* **Excerpt**:

==========

One R Tip A Day: plot

Visualizzazione post con etichetta plot. Mostra tutti i post

mercoledì 27 luglio 2011

Word Cloud in R

A word cloud (or tag cloud) can be an handy tool when you need to highlight the most commonly cited words in a text using a quick visualization. Of course, you can use one of the several on-line services, such as wordle or tagxedo , very feature rich and with a nice GUI. Being an R enthusiast, I always wanted to produce this kind of images within R and now, thanks to the recently released Ian Fellows' wordcloud package, finally I can!
In order to test the package I retrieved the titles of the XKCD web comics included in my RXKCD package and produced a word cloud based on the titles' word frequencies calculated using the powerful tm package for text mining (I know, it is like killing a fly with a bazooka!).

library(RXKCD)
library(tm)
library(wordcloud)
library(RColorBrewer)
path <- system.file("xkcd", package = "RXKCD")
datafiles <- list.files(path)
xkcd.df <- read.csv(file.path(path, datafiles))
xkcd.corpus <- Corpus(DataframeSource(data.frame(xkcd.df[, 3])))
xkcd.corpus <- tm_map(xkcd.corpus, removePunctuation)
xkcd.corpus <- tm_map(xkcd.corpus, content_transformer(tolower))
xkcd.corpus <- tm_map(xkcd.corpus, function(x) removeWords(x, stopwords("english")))
tdm <- TermDocumentMatrix(xkcd.corpus)
m <- as.matrix(tdm)
v <- sort(rowSums(m),decreasing=TRUE)
d <- data.frame(word = names(v),freq=v)
pal <- brewer.pal(9, "BuGn")
pal <- pal[-(1:2)]
png("wordcloud.png", width=1280,height=800)
wordcloud(d$word,d$freq, scale=c(8,.3),min.freq=2,max.words=100, random.order=T, rot.per=.15, colors=pal, vfont=c("sans serif","plain"))
dev.off()

As a second example, inspired by this post from the eKonometrics blog, I created a word cloud from the description of 3177 available R packages listed at http://cran.r-project.org/web/packages.

require(XML)
require(tm)
require(wordcloud)
require(RColorBrewer)
u = "http://cran.r-project.org/web/packages/available_packages_by_date.html"
t = readHTMLTable(u)[[1]]
ap.corpus <- Corpus(DataframeSource(data.frame(as.character(t[,3]))))
ap.corpus <- tm_map(ap.corpus, removePunctuation)
ap.corpus <- tm_map(ap.corpus, content_transformer(tolower))
ap.corpus <- tm_map(ap.corpus, function(x) removeWords(x, stopwords("english")))

ap.corpus <- Corpus(VectorSource(ap.corpus))
ap.tdm <- TermDocumentMatrix(ap.corpus)
ap.m <- as.matrix(ap.tdm)
ap.v <- sort(rowSums(ap.m),decreasing=TRUE)
ap.d <- data.frame(word = names(ap.v),freq=ap.v)
table(ap.d$freq)
pal2 <- brewer.pal(8,"Dark2")
png("wordcloud_packages.png", width=1280,height=800)
wordcloud(ap.d$word,ap.d$freq, scale=c(8,.2),min.freq=3,
max.words=Inf, random.order=FALSE, rot.per=.15, colors=pal2)

==========

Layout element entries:

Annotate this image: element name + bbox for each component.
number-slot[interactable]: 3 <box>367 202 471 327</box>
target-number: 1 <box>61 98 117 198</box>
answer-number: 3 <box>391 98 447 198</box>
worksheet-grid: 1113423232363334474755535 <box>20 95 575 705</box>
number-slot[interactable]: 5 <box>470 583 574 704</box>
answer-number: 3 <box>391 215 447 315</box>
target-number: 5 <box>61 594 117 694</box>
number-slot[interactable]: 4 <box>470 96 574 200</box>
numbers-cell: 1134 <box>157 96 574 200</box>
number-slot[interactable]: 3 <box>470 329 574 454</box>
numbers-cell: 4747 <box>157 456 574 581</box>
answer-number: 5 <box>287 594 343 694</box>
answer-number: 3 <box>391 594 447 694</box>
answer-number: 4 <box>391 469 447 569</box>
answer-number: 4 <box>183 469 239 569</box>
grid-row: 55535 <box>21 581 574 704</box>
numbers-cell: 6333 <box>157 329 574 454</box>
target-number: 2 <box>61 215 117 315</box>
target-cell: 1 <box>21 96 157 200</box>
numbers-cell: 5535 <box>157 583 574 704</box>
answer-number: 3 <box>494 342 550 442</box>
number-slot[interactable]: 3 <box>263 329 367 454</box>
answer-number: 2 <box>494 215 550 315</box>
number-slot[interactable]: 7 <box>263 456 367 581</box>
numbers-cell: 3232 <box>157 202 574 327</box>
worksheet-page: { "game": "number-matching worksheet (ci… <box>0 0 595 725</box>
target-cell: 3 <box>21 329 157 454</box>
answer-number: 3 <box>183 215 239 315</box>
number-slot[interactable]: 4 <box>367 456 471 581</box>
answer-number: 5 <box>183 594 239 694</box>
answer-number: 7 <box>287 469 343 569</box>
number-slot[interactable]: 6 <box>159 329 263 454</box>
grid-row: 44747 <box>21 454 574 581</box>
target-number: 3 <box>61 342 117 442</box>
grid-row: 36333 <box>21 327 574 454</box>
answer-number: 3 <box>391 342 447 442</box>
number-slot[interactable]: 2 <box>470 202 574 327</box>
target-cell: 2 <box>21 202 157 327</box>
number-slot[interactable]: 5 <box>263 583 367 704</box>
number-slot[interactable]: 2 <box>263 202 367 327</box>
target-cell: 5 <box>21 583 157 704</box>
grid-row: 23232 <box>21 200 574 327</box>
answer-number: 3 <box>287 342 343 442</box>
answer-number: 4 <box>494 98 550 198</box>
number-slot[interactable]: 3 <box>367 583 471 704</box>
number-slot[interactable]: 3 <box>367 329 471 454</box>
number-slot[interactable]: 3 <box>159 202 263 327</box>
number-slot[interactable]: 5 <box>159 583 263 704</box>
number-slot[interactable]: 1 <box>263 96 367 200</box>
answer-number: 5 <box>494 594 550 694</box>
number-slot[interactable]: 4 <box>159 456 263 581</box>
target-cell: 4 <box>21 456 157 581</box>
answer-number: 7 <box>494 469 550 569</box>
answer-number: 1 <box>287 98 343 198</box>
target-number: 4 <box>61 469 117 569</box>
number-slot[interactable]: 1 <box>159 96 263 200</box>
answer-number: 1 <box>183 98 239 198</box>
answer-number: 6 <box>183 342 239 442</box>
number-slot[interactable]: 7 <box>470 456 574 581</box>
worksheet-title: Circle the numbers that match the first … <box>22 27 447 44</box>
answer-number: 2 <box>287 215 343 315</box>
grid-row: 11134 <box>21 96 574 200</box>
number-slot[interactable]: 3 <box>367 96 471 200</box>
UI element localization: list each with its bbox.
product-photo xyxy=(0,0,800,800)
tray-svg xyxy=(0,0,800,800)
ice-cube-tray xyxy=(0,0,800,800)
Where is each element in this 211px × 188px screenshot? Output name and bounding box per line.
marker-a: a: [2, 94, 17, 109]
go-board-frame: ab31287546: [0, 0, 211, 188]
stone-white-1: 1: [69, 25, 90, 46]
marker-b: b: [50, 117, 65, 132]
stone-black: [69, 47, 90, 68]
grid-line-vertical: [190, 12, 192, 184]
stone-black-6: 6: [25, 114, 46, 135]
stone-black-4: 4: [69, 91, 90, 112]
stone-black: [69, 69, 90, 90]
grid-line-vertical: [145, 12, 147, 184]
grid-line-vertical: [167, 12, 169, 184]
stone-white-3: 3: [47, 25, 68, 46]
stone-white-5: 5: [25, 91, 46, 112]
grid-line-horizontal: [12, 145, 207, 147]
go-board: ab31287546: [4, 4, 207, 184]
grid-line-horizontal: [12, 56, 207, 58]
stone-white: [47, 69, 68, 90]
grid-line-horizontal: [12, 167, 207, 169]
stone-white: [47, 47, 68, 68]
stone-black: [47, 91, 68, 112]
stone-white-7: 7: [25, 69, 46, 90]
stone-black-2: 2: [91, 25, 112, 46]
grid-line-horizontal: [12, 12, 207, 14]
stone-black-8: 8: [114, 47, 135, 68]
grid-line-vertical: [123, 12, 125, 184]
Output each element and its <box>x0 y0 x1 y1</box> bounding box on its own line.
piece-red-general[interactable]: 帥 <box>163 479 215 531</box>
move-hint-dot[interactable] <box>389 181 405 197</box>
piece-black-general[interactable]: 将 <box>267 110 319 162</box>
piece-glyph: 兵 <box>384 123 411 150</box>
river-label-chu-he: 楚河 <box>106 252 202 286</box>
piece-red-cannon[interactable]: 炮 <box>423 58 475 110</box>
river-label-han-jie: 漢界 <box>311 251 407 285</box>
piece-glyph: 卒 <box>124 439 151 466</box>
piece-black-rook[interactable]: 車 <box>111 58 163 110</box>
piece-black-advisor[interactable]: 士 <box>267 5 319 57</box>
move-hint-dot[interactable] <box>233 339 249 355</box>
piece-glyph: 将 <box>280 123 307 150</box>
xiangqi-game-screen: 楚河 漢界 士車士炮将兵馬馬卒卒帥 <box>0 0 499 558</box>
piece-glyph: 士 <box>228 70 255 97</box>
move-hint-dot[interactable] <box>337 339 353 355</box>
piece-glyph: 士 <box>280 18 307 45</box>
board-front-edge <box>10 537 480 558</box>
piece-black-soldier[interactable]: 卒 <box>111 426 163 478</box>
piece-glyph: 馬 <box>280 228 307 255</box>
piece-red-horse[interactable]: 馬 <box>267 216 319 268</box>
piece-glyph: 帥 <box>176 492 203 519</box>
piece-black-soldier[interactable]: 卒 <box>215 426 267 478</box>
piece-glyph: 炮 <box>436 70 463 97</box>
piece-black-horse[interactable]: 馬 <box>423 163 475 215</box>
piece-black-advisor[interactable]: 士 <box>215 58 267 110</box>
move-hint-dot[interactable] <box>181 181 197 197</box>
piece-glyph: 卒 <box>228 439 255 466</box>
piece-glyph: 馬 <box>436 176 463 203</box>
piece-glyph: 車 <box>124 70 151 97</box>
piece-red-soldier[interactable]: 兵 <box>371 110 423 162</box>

==========

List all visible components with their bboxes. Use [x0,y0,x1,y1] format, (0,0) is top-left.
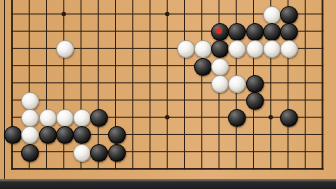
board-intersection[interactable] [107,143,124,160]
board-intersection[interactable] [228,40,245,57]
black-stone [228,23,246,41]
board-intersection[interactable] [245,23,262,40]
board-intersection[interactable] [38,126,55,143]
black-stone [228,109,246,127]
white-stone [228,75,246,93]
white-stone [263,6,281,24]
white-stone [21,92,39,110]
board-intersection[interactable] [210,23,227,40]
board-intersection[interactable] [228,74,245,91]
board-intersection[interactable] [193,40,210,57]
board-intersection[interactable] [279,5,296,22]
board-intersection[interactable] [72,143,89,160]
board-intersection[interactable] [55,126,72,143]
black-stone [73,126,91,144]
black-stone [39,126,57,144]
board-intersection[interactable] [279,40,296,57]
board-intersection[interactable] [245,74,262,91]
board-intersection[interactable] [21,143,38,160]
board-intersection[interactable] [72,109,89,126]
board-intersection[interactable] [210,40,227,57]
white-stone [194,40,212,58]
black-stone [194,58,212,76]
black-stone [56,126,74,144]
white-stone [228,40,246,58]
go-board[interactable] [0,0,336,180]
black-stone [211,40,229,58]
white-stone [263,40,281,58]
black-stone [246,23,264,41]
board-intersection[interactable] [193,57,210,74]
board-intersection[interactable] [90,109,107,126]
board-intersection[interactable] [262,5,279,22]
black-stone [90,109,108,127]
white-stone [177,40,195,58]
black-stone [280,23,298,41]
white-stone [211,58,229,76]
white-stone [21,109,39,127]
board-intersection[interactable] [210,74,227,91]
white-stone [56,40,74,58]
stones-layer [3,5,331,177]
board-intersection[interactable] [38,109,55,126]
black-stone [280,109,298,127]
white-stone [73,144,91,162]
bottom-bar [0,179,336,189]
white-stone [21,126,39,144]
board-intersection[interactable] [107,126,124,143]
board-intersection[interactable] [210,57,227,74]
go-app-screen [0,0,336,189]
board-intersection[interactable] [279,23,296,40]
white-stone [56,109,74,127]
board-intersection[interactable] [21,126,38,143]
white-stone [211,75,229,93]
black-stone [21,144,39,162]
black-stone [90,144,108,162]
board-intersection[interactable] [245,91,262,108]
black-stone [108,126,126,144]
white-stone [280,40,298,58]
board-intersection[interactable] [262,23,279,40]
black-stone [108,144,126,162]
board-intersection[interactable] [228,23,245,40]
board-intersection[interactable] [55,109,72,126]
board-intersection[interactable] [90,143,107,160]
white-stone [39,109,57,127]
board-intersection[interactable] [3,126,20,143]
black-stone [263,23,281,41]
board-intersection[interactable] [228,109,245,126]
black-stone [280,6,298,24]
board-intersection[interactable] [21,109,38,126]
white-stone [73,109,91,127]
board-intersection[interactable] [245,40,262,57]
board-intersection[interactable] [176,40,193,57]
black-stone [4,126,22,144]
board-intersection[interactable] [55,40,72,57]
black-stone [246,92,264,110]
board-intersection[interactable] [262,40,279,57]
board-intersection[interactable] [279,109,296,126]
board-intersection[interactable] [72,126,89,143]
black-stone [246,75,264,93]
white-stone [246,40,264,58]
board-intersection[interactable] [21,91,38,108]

==========

* **Instructions**:
**1.** Decide whether each statement agrees with the word cloud post, answering yes or no and quoting the deciding words: (a) The word frequencies for the XKCD titles were calculated with the tm package. (b) The second word cloud was built from descriptions of 3177 R packages. (c) The XKCD word cloud is saved to a file named wordcloud_packages.png.
**2.** Repeat the part of the word cloud post starting with "xkcd.corpus <- Corpus(DataframeSource(data.frame(xkcd.df[, 3])))" and going on through "tdm <- TermDocumentMatrix(xkcd.corpus)".
These rows have no connection to the word cloud post.

* **Solutions below**:
**1.**
(a) Yes: "produced a word cloud based on the titles' word frequencies calculated using the powerful tm package for text mining"
(b) Yes: "I created a word cloud from the description of 3177 available R packages"
(c) No: "png("wordcloud.png", width=1280,height=800)"

**2.**
xkcd.corpus <- Corpus(DataframeSource(data.frame(xkcd.df[, 3])))
xkcd.corpus <- tm_map(xkcd.corpus, removePunctuation)
xkcd.corpus <- tm_map(xkcd.corpus, content_transformer(tolower))
xkcd.corpus <- tm_map(xkcd.corpus, function(x) removeWords(x, stopwords("english")))
tdm <- TermDocumentMatrix(xkcd.corpus)